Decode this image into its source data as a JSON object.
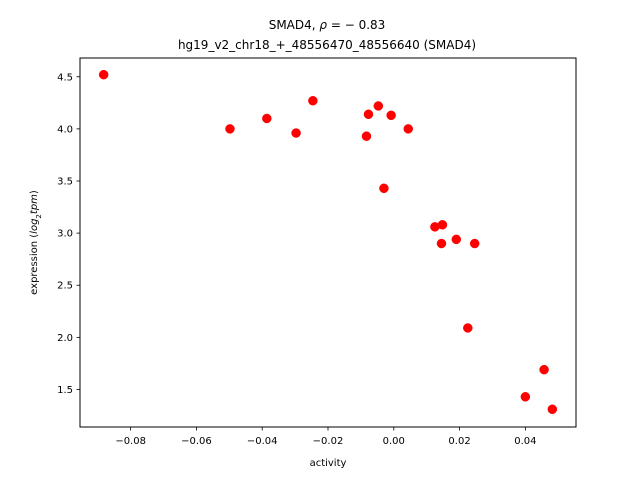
{
  "chart_data": {
    "type": "scatter",
    "title_line1_prefix": "SMAD4, ",
    "title_line1_rho": "ρ",
    "title_line1_suffix": " = − 0.83",
    "title_line2": "hg19_v2_chr18_+_48556470_48556640 (SMAD4)",
    "xlabel": "activity",
    "ylabel_prefix": "expression (",
    "ylabel_log": "log",
    "ylabel_sub": "2",
    "ylabel_tpm": "tpm",
    "ylabel_suffix": ")",
    "xlim": [
      -0.0954,
      0.0554
    ],
    "ylim": [
      1.14,
      4.68
    ],
    "xticks": [
      -0.08,
      -0.06,
      -0.04,
      -0.02,
      0.0,
      0.02,
      0.04
    ],
    "xtick_labels": [
      "−0.08",
      "−0.06",
      "−0.04",
      "−0.02",
      "0.00",
      "0.02",
      "0.04"
    ],
    "yticks": [
      1.5,
      2.0,
      2.5,
      3.0,
      3.5,
      4.0,
      4.5
    ],
    "ytick_labels": [
      "1.5",
      "2.0",
      "2.5",
      "3.0",
      "3.5",
      "4.0",
      "4.5"
    ],
    "marker_color": "#ff0000",
    "points": [
      {
        "x": -0.0882,
        "y": 4.52
      },
      {
        "x": -0.0498,
        "y": 4.0
      },
      {
        "x": -0.0386,
        "y": 4.1
      },
      {
        "x": -0.0297,
        "y": 3.96
      },
      {
        "x": -0.0246,
        "y": 4.27
      },
      {
        "x": -0.0083,
        "y": 3.93
      },
      {
        "x": -0.0077,
        "y": 4.14
      },
      {
        "x": -0.0047,
        "y": 4.22
      },
      {
        "x": -0.003,
        "y": 3.43
      },
      {
        "x": -0.0008,
        "y": 4.13
      },
      {
        "x": 0.0044,
        "y": 4.0
      },
      {
        "x": 0.0125,
        "y": 3.06
      },
      {
        "x": 0.0148,
        "y": 3.08
      },
      {
        "x": 0.0145,
        "y": 2.9
      },
      {
        "x": 0.019,
        "y": 2.94
      },
      {
        "x": 0.0246,
        "y": 2.9
      },
      {
        "x": 0.0225,
        "y": 2.09
      },
      {
        "x": 0.04,
        "y": 1.43
      },
      {
        "x": 0.0457,
        "y": 1.69
      },
      {
        "x": 0.0482,
        "y": 1.31
      }
    ]
  }
}
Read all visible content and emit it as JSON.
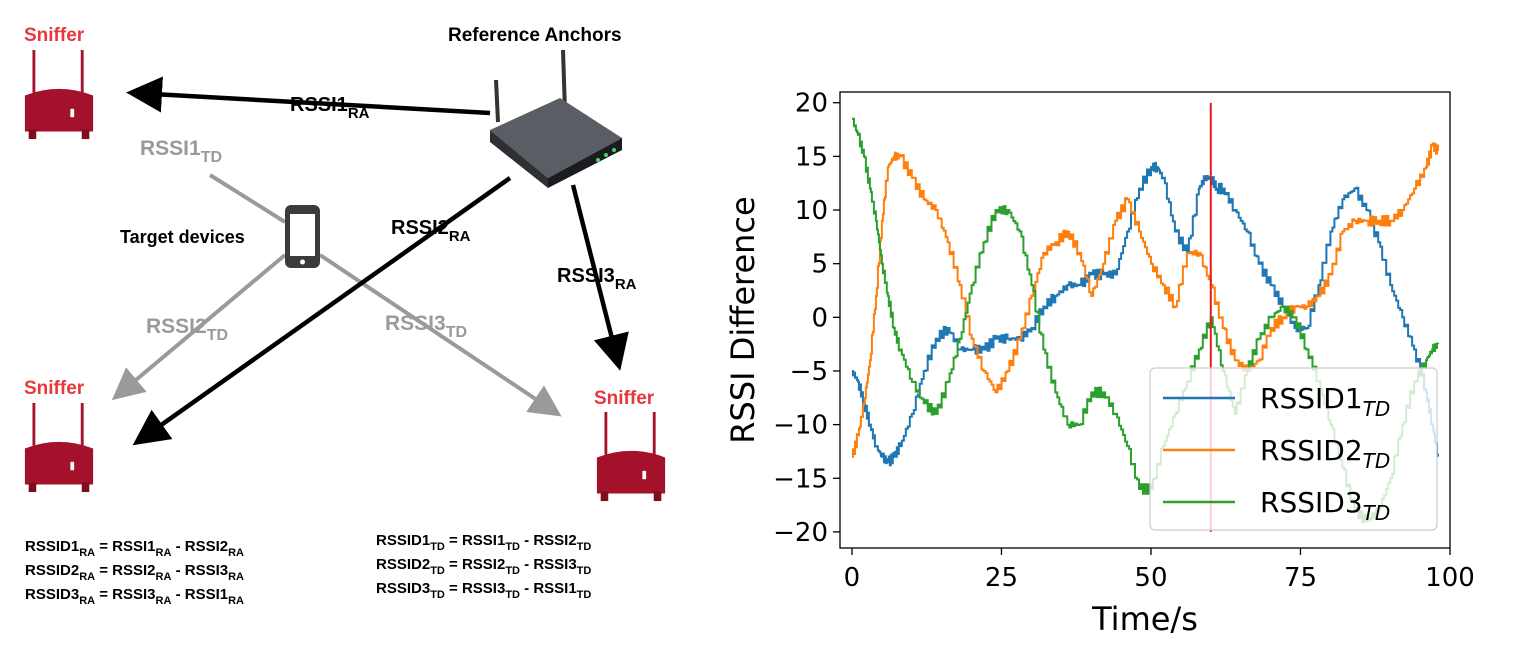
{
  "diagram": {
    "sniffer_label": "Sniffer",
    "anchor_label": "Reference Anchors",
    "target_label": "Target devices",
    "links_ra": [
      {
        "base": "RSSI1",
        "sub": "RA"
      },
      {
        "base": "RSSI2",
        "sub": "RA"
      },
      {
        "base": "RSSI3",
        "sub": "RA"
      }
    ],
    "links_td": [
      {
        "base": "RSSI1",
        "sub": "TD"
      },
      {
        "base": "RSSI2",
        "sub": "TD"
      },
      {
        "base": "RSSI3",
        "sub": "TD"
      }
    ],
    "equations_ra": [
      [
        "RSSID1",
        "RA",
        " = RSSI1",
        "RA",
        " - RSSI2",
        "RA"
      ],
      [
        "RSSID2",
        "RA",
        " = RSSI2",
        "RA",
        " - RSSI3",
        "RA"
      ],
      [
        "RSSID3",
        "RA",
        " = RSSI3",
        "RA",
        " - RSSI1",
        "RA"
      ]
    ],
    "equations_td": [
      [
        "RSSID1",
        "TD",
        " = RSSI1",
        "TD",
        " - RSSI2",
        "TD"
      ],
      [
        "RSSID2",
        "TD",
        " = RSSI2",
        "TD",
        " - RSSI3",
        "TD"
      ],
      [
        "RSSID3",
        "TD",
        " = RSSI3",
        "TD",
        " - RSSI1",
        "TD"
      ]
    ],
    "colors": {
      "sniffer": "#a3122a",
      "red_text": "#e8383d",
      "gray": "#9a9a9a"
    }
  },
  "chart_data": {
    "type": "line",
    "xlabel": "Time/s",
    "ylabel": "RSSI Difference",
    "xlim": [
      -2,
      100
    ],
    "ylim": [
      -21.5,
      21
    ],
    "xticks": [
      0,
      25,
      50,
      75,
      100
    ],
    "yticks": [
      20,
      15,
      10,
      5,
      0,
      -5,
      -10,
      -15,
      -20
    ],
    "legend_position": "lower-right",
    "vline": {
      "x": 60,
      "ymin": -20,
      "ymax": 20,
      "color": "#e41a1c"
    },
    "series": [
      {
        "name": "RSSID1",
        "sub": "TD",
        "color": "#1f77b4",
        "x": [
          0,
          1,
          2,
          3,
          4,
          5,
          6,
          7,
          8,
          10,
          12,
          14,
          16,
          18,
          20,
          22,
          24,
          26,
          28,
          30,
          32,
          34,
          36,
          38,
          40,
          42,
          44,
          46,
          48,
          50,
          51,
          52,
          54,
          56,
          58,
          59,
          60,
          61,
          62,
          64,
          66,
          68,
          70,
          72,
          74,
          76,
          78,
          80,
          82,
          84,
          86,
          88,
          90,
          92,
          94,
          96,
          97,
          98
        ],
        "y": [
          -5,
          -6,
          -8,
          -10,
          -12,
          -13,
          -13.5,
          -13,
          -12,
          -9,
          -5,
          -2,
          -1,
          -3,
          -3,
          -3,
          -2,
          -2,
          -2,
          -1,
          1,
          2,
          3,
          3,
          4,
          4,
          4,
          8,
          12,
          14,
          14,
          13,
          8,
          6,
          12,
          13,
          13,
          12,
          12,
          10,
          8,
          5,
          3,
          1,
          -1,
          -1,
          3,
          8,
          11,
          12,
          10,
          7,
          3,
          0,
          -3,
          -7,
          -10,
          -13
        ]
      },
      {
        "name": "RSSID2",
        "sub": "TD",
        "color": "#ff7f0e",
        "x": [
          0,
          1,
          2,
          3,
          4,
          5,
          6,
          7,
          8,
          10,
          12,
          14,
          16,
          18,
          20,
          22,
          24,
          26,
          28,
          30,
          32,
          34,
          36,
          38,
          40,
          42,
          44,
          46,
          48,
          50,
          52,
          54,
          56,
          58,
          60,
          62,
          64,
          66,
          68,
          70,
          72,
          74,
          76,
          78,
          80,
          82,
          84,
          86,
          88,
          90,
          92,
          94,
          96,
          97,
          98
        ],
        "y": [
          -13,
          -11,
          -8,
          -4,
          2,
          9,
          14,
          15,
          15,
          13,
          11,
          10,
          7,
          3,
          -2,
          -5,
          -7,
          -5,
          -2,
          2,
          6,
          7,
          8,
          6,
          2,
          5,
          9,
          11,
          8,
          5,
          3,
          1,
          6,
          6,
          3,
          -1,
          -4,
          -5,
          -4,
          -1,
          0,
          1,
          1,
          2,
          4,
          8,
          9,
          9,
          9,
          9,
          10,
          12,
          14,
          16,
          15.5
        ]
      },
      {
        "name": "RSSID3",
        "sub": "TD",
        "color": "#2ca02c",
        "x": [
          0,
          1,
          2,
          3,
          4,
          5,
          6,
          7,
          8,
          10,
          12,
          14,
          16,
          18,
          20,
          22,
          24,
          26,
          28,
          30,
          32,
          34,
          36,
          38,
          40,
          42,
          44,
          46,
          48,
          50,
          52,
          54,
          56,
          58,
          60,
          62,
          64,
          66,
          68,
          70,
          72,
          74,
          76,
          78,
          80,
          82,
          84,
          86,
          88,
          90,
          92,
          94,
          96,
          97,
          98
        ],
        "y": [
          18.5,
          17,
          15,
          12,
          9,
          5,
          2,
          -1,
          -3,
          -6,
          -8,
          -9,
          -6,
          -2,
          3,
          7,
          10,
          10,
          8,
          3,
          -3,
          -7,
          -10,
          -10,
          -7,
          -7,
          -9,
          -12,
          -16,
          -16,
          -12,
          -9,
          -6,
          -3,
          0,
          -5,
          -9,
          -5,
          -2,
          0,
          1,
          0,
          -3,
          -6,
          -10,
          -14,
          -18,
          -19,
          -18,
          -15,
          -10,
          -6,
          -4,
          -3,
          -2.5
        ]
      }
    ]
  }
}
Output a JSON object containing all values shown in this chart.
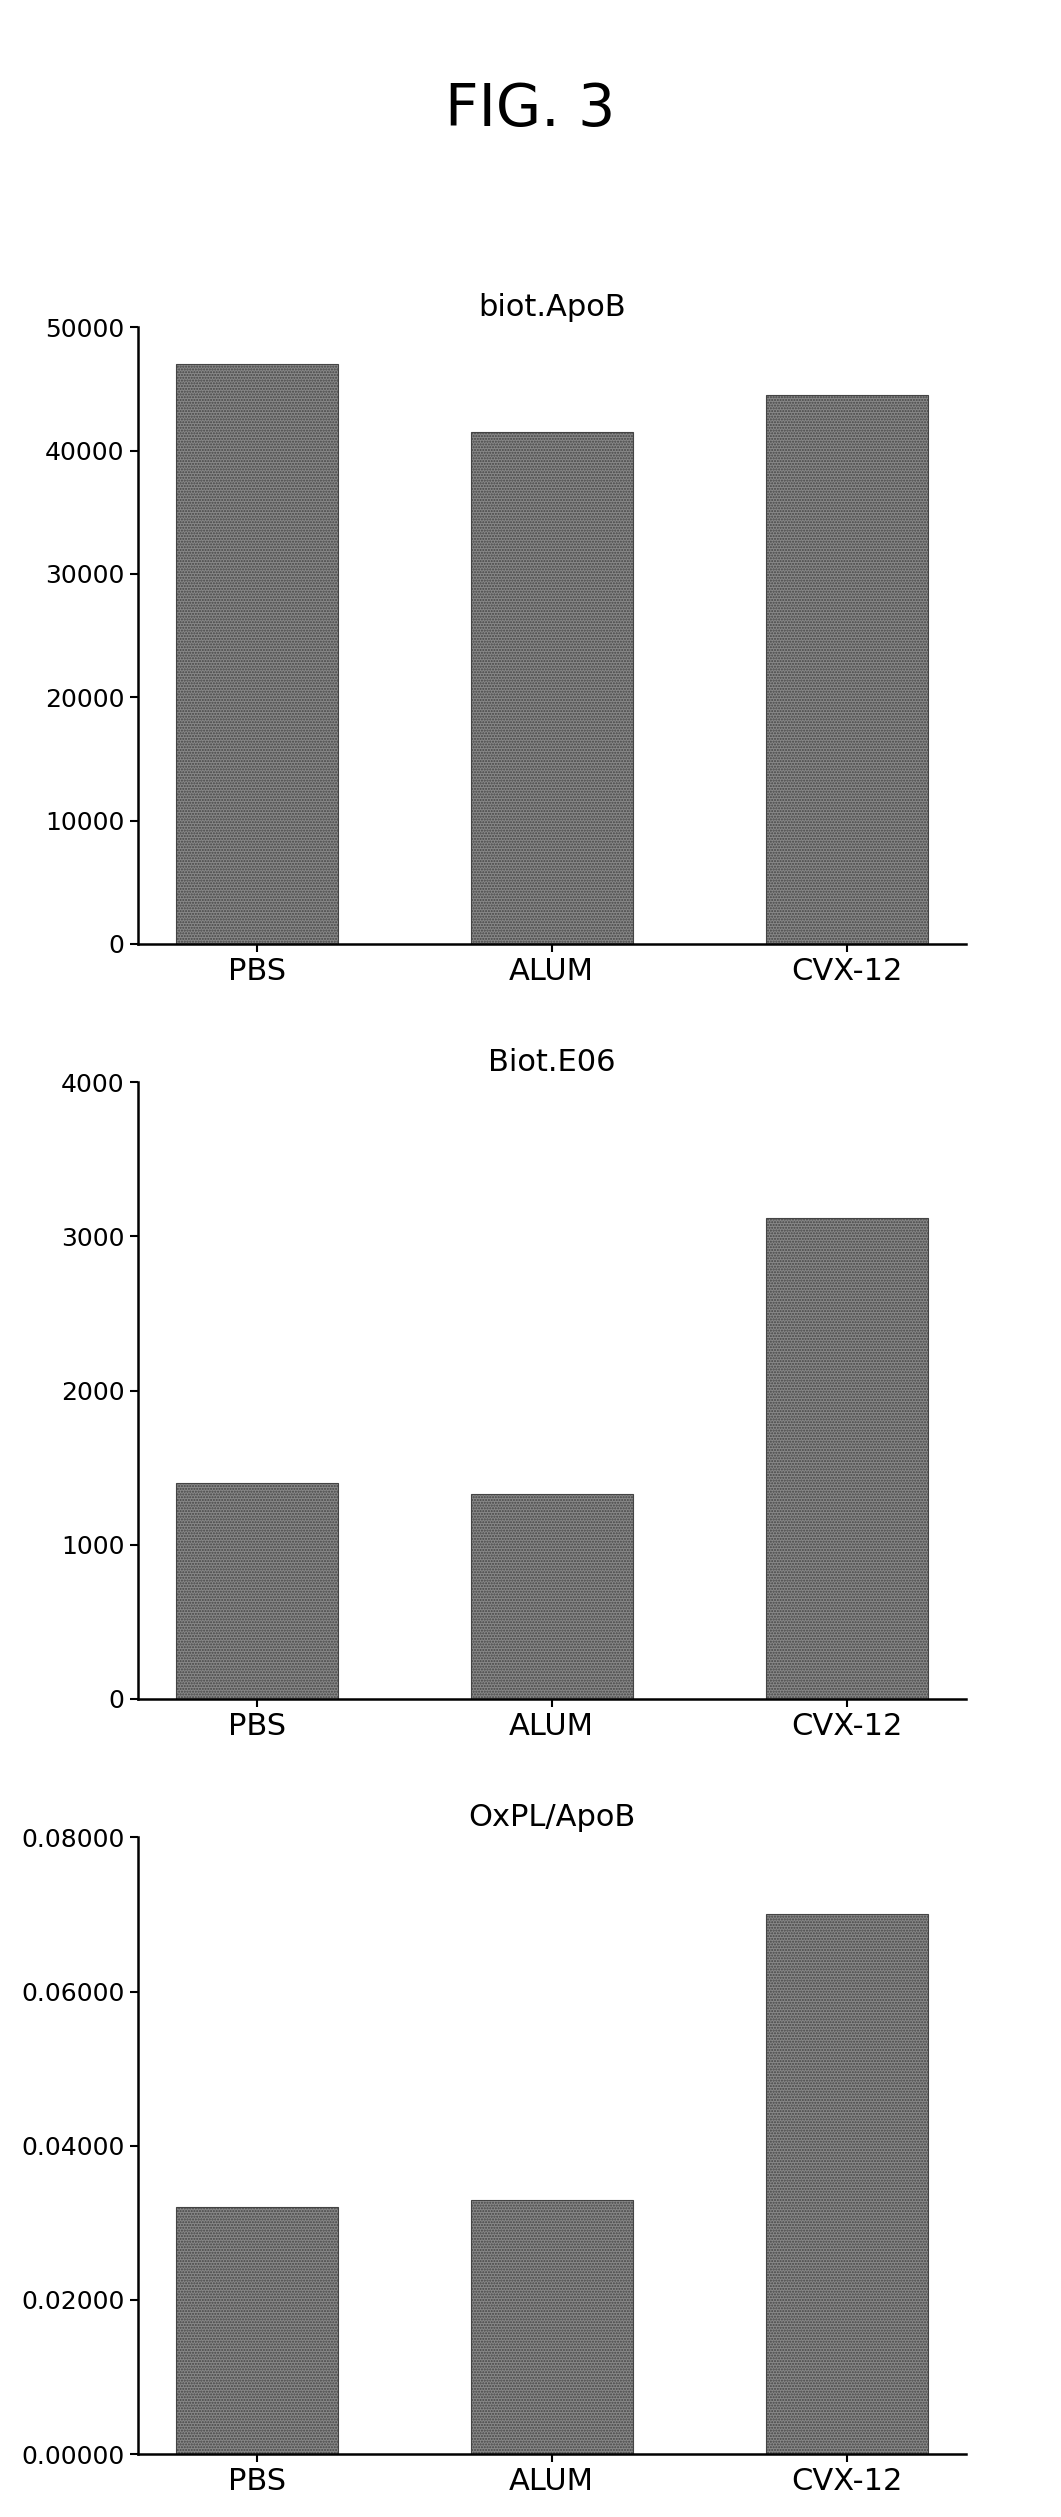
{
  "title": "FIG. 3",
  "charts": [
    {
      "title": "biot.ApoB",
      "categories": [
        "PBS",
        "ALUM",
        "CVX-12"
      ],
      "values": [
        47000,
        41500,
        44500
      ],
      "ylim": [
        0,
        50000
      ],
      "yticks": [
        0,
        10000,
        20000,
        30000,
        40000,
        50000
      ],
      "ytick_labels": [
        "0",
        "10000",
        "20000",
        "30000",
        "40000",
        "50000"
      ]
    },
    {
      "title": "Biot.E06",
      "categories": [
        "PBS",
        "ALUM",
        "CVX-12"
      ],
      "values": [
        1400,
        1330,
        3120
      ],
      "ylim": [
        0,
        4000
      ],
      "yticks": [
        0,
        1000,
        2000,
        3000,
        4000
      ],
      "ytick_labels": [
        "0",
        "1000",
        "2000",
        "3000",
        "4000"
      ]
    },
    {
      "title": "OxPL/ApoB",
      "categories": [
        "PBS",
        "ALUM",
        "CVX-12"
      ],
      "values": [
        0.032,
        0.033,
        0.07
      ],
      "ylim": [
        0,
        0.08
      ],
      "yticks": [
        0.0,
        0.02,
        0.04,
        0.06,
        0.08
      ],
      "ytick_labels": [
        "0.00000",
        "0.02000",
        "0.04000",
        "0.06000",
        "0.08000"
      ]
    }
  ],
  "bar_color": "#888888",
  "background_color": "#ffffff",
  "title_fontsize": 42,
  "subtitle_fontsize": 22,
  "tick_fontsize": 18,
  "xlabel_fontsize": 22,
  "bar_width": 0.55
}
┄┄┄┄┄┄┄┄┄┄┄┄┄┄┄┄┄┄┄┄
> What is being asked
Find each line in the records holding the string "JSON" and show it.

> Response to the task
Decode this image into its source data as a JSON object.
Read all visible content and emit it as JSON.
Output a JSON object containing all values shown in this chart.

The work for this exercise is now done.